#### Task objective
Rewrite every line of the items below, substituting "Frequency" for each occurrence of "Counts" and leaving everything else unchanged.

#### Records
* BEGIN *
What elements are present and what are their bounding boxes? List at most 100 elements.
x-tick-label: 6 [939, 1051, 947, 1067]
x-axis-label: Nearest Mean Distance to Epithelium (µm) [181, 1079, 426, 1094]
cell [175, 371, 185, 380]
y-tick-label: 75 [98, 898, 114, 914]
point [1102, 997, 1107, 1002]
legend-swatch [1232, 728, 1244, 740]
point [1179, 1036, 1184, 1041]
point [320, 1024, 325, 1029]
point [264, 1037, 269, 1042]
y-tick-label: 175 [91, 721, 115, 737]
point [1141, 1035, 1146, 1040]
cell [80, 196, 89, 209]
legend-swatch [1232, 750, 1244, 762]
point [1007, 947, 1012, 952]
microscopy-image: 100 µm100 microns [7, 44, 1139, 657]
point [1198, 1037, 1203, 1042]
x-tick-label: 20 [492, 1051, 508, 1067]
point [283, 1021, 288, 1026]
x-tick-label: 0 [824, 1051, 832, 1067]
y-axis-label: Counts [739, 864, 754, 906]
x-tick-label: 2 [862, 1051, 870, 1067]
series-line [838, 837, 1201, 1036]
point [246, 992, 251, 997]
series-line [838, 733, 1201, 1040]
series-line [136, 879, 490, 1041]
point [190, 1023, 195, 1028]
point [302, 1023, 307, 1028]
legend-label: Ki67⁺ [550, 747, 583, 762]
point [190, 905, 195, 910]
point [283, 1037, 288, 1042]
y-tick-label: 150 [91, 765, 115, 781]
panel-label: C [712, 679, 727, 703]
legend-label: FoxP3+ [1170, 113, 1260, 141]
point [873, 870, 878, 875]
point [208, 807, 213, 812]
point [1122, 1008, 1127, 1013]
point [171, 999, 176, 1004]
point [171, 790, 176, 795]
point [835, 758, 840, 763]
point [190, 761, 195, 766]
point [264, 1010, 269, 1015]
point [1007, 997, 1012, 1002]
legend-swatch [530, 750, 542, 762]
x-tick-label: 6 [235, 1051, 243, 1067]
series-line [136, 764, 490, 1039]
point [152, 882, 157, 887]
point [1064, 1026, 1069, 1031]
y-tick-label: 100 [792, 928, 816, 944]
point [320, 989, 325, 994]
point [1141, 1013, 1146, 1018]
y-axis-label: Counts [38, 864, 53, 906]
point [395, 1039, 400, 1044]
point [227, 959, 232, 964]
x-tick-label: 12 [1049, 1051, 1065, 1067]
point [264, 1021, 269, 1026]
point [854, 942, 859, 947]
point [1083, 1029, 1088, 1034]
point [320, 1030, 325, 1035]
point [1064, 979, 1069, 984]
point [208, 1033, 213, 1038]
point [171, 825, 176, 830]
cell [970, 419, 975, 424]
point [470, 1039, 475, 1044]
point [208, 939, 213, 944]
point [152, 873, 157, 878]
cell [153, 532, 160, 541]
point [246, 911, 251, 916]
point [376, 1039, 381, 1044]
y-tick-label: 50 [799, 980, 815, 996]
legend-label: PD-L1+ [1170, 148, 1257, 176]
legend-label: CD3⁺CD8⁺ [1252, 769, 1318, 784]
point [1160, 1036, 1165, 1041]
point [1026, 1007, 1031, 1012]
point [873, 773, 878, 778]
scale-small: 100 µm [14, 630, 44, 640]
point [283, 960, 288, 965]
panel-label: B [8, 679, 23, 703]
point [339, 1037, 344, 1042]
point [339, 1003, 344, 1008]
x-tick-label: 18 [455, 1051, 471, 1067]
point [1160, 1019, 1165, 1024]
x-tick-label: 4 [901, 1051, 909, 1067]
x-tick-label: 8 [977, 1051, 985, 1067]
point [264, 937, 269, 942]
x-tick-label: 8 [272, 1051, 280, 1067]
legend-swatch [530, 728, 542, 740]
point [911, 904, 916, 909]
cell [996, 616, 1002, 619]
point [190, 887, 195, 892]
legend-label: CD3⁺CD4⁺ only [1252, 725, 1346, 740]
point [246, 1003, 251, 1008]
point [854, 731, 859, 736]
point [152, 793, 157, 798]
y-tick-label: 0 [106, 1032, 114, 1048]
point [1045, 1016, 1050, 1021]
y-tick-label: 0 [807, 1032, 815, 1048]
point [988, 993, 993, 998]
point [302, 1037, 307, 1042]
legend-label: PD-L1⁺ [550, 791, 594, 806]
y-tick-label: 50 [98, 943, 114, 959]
* END *
#### Solution to the problem
What elements are present and what are their bounding boxes? List at most 100 elements.
x-tick-label: 6 [939, 1051, 947, 1067]
x-axis-label: Nearest Mean Distance to Epithelium (µm) [181, 1079, 426, 1094]
cell [175, 371, 185, 380]
y-tick-label: 75 [98, 898, 114, 914]
point [1102, 997, 1107, 1002]
legend-swatch [1232, 728, 1244, 740]
point [1179, 1036, 1184, 1041]
point [320, 1024, 325, 1029]
point [264, 1037, 269, 1042]
y-tick-label: 175 [91, 721, 115, 737]
point [1141, 1035, 1146, 1040]
cell [80, 196, 89, 209]
legend-swatch [1232, 750, 1244, 762]
point [1007, 947, 1012, 952]
microscopy-image: 100 µm100 microns [7, 44, 1139, 657]
point [1198, 1037, 1203, 1042]
x-tick-label: 20 [492, 1051, 508, 1067]
point [283, 1021, 288, 1026]
x-tick-label: 0 [824, 1051, 832, 1067]
y-axis-label: Frequency [739, 864, 754, 906]
x-tick-label: 2 [862, 1051, 870, 1067]
series-line [838, 837, 1201, 1036]
point [246, 992, 251, 997]
series-line [838, 733, 1201, 1040]
series-line [136, 879, 490, 1041]
point [190, 1023, 195, 1028]
point [302, 1023, 307, 1028]
legend-label: Ki67⁺ [550, 747, 583, 762]
point [190, 905, 195, 910]
point [283, 1037, 288, 1042]
y-tick-label: 150 [91, 765, 115, 781]
panel-label: C [712, 679, 727, 703]
legend-label: FoxP3+ [1170, 113, 1260, 141]
point [873, 870, 878, 875]
point [208, 807, 213, 812]
point [1122, 1008, 1127, 1013]
point [171, 999, 176, 1004]
point [171, 790, 176, 795]
point [835, 758, 840, 763]
point [190, 761, 195, 766]
point [264, 1010, 269, 1015]
point [1007, 997, 1012, 1002]
legend-swatch [530, 750, 542, 762]
x-tick-label: 6 [235, 1051, 243, 1067]
series-line [136, 764, 490, 1039]
point [152, 882, 157, 887]
point [1064, 1026, 1069, 1031]
y-tick-label: 100 [792, 928, 816, 944]
point [320, 989, 325, 994]
point [1141, 1013, 1146, 1018]
y-axis-label: Frequency [38, 864, 53, 906]
point [395, 1039, 400, 1044]
point [227, 959, 232, 964]
x-tick-label: 12 [1049, 1051, 1065, 1067]
point [264, 1021, 269, 1026]
point [854, 942, 859, 947]
point [1083, 1029, 1088, 1034]
point [320, 1030, 325, 1035]
point [1064, 979, 1069, 984]
point [208, 1033, 213, 1038]
point [171, 825, 176, 830]
cell [970, 419, 975, 424]
point [470, 1039, 475, 1044]
point [208, 939, 213, 944]
point [152, 873, 157, 878]
cell [153, 532, 160, 541]
point [246, 911, 251, 916]
point [376, 1039, 381, 1044]
y-tick-label: 50 [799, 980, 815, 996]
legend-label: PD-L1+ [1170, 148, 1257, 176]
legend-label: CD3⁺CD8⁺ [1252, 769, 1318, 784]
point [1160, 1036, 1165, 1041]
point [1026, 1007, 1031, 1012]
point [873, 773, 878, 778]
scale-small: 100 µm [14, 630, 44, 640]
point [283, 960, 288, 965]
panel-label: B [8, 679, 23, 703]
point [339, 1037, 344, 1042]
point [339, 1003, 344, 1008]
x-tick-label: 18 [455, 1051, 471, 1067]
point [1160, 1019, 1165, 1024]
x-tick-label: 4 [901, 1051, 909, 1067]
x-tick-label: 8 [977, 1051, 985, 1067]
point [264, 937, 269, 942]
x-tick-label: 8 [272, 1051, 280, 1067]
legend-swatch [530, 728, 542, 740]
point [911, 904, 916, 909]
cell [996, 616, 1002, 619]
point [190, 887, 195, 892]
legend-label: CD3⁺CD4⁺ only [1252, 725, 1346, 740]
point [246, 1003, 251, 1008]
point [854, 731, 859, 736]
point [152, 793, 157, 798]
y-tick-label: 0 [106, 1032, 114, 1048]
point [1045, 1016, 1050, 1021]
y-tick-label: 0 [807, 1032, 815, 1048]
point [988, 993, 993, 998]
point [302, 1037, 307, 1042]
legend-label: PD-L1⁺ [550, 791, 594, 806]
y-tick-label: 50 [98, 943, 114, 959]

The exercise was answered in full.